Could you extract every entry below and reproduce it exactly?

* Start *

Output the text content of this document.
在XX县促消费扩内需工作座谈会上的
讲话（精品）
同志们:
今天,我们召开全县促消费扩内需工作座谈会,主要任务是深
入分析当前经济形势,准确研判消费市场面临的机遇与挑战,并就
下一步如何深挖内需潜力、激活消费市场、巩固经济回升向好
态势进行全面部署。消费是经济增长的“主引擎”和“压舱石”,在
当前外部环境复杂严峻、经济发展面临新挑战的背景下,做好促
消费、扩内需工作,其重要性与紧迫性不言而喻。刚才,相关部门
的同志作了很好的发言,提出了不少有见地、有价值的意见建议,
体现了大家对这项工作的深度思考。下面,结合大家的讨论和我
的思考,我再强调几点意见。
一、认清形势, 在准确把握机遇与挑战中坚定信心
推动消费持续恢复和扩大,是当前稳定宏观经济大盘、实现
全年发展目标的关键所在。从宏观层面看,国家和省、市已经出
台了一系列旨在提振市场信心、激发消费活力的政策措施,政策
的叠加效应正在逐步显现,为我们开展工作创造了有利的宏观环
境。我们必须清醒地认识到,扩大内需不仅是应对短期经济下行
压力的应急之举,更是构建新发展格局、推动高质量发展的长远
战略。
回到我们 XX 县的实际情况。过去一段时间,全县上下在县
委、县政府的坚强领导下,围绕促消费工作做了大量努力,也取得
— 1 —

* End *

* **EXPECTED ANSWER**
Output the text content of this document.
在XX县促消费扩内需工作座谈会上的
讲话（精品）
同志们:
今天,我们召开全县促消费扩内需工作座谈会,主要任务是深
入分析当前经济形势,准确研判消费市场面临的机遇与挑战,并就
下一步如何深挖内需潜力、激活消费市场、巩固经济回升向好
态势进行全面部署。消费是经济增长的“主引擎”和“压舱石”,在
当前外部环境复杂严峻、经济发展面临新挑战的背景下,做好促
消费、扩内需工作,其重要性与紧迫性不言而喻。刚才,相关部门
的同志作了很好的发言,提出了不少有见地、有价值的意见建议,
体现了大家对这项工作的深度思考。下面,结合大家的讨论和我
的思考,我再强调几点意见。
一、认清形势, 在准确把握机遇与挑战中坚定信心
推动消费持续恢复和扩大,是当前稳定宏观经济大盘、实现
全年发展目标的关键所在。从宏观层面看,国家和省、市已经出
台了一系列旨在提振市场信心、激发消费活力的政策措施,政策
的叠加效应正在逐步显现,为我们开展工作创造了有利的宏观环
境。我们必须清醒地认识到,扩大内需不仅是应对短期经济下行
压力的应急之举,更是构建新发展格局、推动高质量发展的长远
战略。
回到我们 XX 县的实际情况。过去一段时间,全县上下在县
委、县政府的坚强领导下,围绕促消费工作做了大量努力,也取得
— 1 —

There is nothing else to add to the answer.